[Extracted records]
········

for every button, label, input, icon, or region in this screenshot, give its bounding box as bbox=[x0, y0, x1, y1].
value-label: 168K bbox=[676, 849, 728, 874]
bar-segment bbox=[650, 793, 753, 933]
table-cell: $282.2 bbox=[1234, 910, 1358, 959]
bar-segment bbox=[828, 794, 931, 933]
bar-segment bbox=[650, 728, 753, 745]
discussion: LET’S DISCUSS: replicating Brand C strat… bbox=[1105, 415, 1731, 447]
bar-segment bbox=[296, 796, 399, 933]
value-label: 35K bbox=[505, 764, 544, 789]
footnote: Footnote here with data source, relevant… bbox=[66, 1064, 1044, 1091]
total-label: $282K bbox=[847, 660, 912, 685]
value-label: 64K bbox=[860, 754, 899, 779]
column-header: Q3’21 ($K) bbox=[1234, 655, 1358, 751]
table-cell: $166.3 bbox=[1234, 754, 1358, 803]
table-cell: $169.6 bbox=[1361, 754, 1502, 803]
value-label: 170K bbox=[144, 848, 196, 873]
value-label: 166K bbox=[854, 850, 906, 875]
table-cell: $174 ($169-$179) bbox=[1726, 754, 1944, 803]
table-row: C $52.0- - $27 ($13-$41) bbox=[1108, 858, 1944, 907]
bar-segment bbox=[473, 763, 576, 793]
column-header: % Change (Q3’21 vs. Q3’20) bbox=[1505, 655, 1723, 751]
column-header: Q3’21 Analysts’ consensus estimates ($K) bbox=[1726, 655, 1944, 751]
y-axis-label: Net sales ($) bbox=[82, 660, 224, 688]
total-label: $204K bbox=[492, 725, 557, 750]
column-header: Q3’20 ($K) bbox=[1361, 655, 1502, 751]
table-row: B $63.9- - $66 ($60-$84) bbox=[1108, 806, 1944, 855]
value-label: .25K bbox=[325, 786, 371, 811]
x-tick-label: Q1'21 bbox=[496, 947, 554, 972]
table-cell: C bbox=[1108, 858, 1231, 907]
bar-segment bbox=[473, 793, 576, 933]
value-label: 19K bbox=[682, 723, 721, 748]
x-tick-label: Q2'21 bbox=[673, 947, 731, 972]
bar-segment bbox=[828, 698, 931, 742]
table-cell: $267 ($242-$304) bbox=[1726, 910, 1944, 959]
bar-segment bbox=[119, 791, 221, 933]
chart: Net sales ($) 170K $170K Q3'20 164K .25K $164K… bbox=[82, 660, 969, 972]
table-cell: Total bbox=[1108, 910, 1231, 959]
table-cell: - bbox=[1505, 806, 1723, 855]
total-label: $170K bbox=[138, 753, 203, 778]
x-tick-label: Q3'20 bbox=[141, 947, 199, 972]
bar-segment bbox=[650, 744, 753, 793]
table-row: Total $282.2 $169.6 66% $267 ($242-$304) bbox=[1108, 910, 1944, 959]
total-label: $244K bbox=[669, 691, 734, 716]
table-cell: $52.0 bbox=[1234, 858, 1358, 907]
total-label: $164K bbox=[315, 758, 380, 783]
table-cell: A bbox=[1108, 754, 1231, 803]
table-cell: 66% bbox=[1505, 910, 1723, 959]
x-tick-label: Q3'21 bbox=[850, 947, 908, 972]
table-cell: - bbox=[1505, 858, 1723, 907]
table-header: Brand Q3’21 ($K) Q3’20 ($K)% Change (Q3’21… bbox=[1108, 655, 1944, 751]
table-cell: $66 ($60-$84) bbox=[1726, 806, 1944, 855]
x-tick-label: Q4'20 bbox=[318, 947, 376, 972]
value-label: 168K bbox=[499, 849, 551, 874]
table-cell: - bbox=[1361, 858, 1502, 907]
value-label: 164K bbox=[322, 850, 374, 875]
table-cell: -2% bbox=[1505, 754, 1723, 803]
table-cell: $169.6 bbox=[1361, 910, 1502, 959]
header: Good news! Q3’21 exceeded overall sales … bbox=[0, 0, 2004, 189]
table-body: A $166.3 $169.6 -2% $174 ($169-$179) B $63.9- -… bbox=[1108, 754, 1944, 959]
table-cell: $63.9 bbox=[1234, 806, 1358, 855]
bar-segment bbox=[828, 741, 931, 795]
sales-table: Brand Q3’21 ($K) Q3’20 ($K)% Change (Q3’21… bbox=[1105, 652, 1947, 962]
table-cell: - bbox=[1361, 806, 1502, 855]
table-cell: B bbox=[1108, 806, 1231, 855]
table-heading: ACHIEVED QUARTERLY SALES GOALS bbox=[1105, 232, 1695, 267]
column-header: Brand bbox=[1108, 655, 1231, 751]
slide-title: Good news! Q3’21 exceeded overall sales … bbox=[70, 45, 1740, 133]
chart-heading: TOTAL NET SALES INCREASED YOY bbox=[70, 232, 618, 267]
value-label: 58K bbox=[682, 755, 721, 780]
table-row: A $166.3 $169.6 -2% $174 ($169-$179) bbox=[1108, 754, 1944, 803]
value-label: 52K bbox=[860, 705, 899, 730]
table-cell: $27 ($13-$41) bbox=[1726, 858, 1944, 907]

········

_Do this_
Can you return, word for word, every line from the start of the records through the line containing "bar-segment bbox=[828, 794, 931, 933]", including that line?

_Finished exercise_
for every button, label, input, icon, or region in this screenshot, give its bounding box as bbox=[x0, y0, x1, y1].
value-label: 168K bbox=[676, 849, 728, 874]
bar-segment bbox=[650, 793, 753, 933]
table-cell: $282.2 bbox=[1234, 910, 1358, 959]
bar-segment bbox=[828, 794, 931, 933]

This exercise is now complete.